======== GIVEN RECORDS ========

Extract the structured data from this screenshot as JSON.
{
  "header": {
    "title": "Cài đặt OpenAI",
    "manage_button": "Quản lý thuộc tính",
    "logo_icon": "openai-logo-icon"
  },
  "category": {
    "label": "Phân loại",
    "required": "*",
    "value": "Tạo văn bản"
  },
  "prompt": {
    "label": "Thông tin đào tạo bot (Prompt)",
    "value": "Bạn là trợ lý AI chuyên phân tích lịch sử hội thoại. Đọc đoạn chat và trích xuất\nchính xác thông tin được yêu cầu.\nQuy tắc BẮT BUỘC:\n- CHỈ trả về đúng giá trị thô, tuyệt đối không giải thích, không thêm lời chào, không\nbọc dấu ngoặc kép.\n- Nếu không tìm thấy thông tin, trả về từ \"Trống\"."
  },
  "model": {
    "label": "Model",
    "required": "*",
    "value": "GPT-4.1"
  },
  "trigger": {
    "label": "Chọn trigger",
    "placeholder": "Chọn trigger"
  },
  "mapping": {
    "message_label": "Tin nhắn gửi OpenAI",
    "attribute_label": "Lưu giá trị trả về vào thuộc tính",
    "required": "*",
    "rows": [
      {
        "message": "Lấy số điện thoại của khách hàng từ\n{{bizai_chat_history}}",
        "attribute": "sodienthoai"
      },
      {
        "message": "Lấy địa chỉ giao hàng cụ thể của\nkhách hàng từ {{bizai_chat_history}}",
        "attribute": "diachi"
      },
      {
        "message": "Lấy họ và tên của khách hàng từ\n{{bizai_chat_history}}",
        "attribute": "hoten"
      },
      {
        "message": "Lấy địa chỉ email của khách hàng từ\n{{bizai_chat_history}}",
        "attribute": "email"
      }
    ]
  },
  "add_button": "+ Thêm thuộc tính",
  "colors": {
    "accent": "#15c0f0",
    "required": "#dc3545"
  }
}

========

GIVEN PROBLEM:
Find the lines above holding the word "trigger" and show them.

RESPONSE FOR THIS EXERCISE:
  "trigger": {
    "label": "Chọn trigger",
    "placeholder": "Chọn trigger"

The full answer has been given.